[START OF Material provided]

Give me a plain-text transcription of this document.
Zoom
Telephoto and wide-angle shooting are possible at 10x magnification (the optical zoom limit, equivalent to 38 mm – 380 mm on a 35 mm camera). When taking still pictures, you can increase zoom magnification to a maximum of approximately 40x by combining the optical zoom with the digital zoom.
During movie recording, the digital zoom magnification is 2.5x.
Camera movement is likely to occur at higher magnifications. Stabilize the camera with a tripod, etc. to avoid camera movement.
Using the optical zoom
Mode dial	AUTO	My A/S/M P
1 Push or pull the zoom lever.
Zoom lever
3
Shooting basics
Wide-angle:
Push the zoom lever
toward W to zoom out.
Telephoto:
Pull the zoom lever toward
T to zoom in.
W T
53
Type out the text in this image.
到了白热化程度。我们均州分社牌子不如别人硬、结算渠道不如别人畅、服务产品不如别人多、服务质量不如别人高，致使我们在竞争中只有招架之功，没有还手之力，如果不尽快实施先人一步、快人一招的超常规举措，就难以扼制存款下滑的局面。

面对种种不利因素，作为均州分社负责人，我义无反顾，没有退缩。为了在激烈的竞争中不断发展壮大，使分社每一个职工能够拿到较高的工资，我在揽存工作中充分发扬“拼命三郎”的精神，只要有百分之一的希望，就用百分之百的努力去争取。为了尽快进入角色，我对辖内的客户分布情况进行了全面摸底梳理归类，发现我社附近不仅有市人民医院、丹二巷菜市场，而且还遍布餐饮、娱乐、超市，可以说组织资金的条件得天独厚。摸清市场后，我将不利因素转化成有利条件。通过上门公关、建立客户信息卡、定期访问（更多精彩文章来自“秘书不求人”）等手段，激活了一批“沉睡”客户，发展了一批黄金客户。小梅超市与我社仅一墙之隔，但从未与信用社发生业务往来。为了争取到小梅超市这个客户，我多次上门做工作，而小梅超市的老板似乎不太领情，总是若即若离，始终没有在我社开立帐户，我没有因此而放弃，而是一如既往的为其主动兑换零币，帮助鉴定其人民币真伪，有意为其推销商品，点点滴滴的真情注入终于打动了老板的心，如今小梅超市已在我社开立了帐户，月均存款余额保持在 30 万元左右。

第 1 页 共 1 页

[END OF Material provided]

### Exercise description
Isolate the lines above that contain the word "angle" and copy them.

### Final answer
Telephoto and wide-angle shooting are possible at 10x magnification (the optical zoom limit, equivalent to 38 mm – 380 mm on a 35 mm camera). When taking still pictures, you can increase zoom magnification to a maximum of approximately 40x by combining the optical zoom with the digital zoom.
Wide-angle:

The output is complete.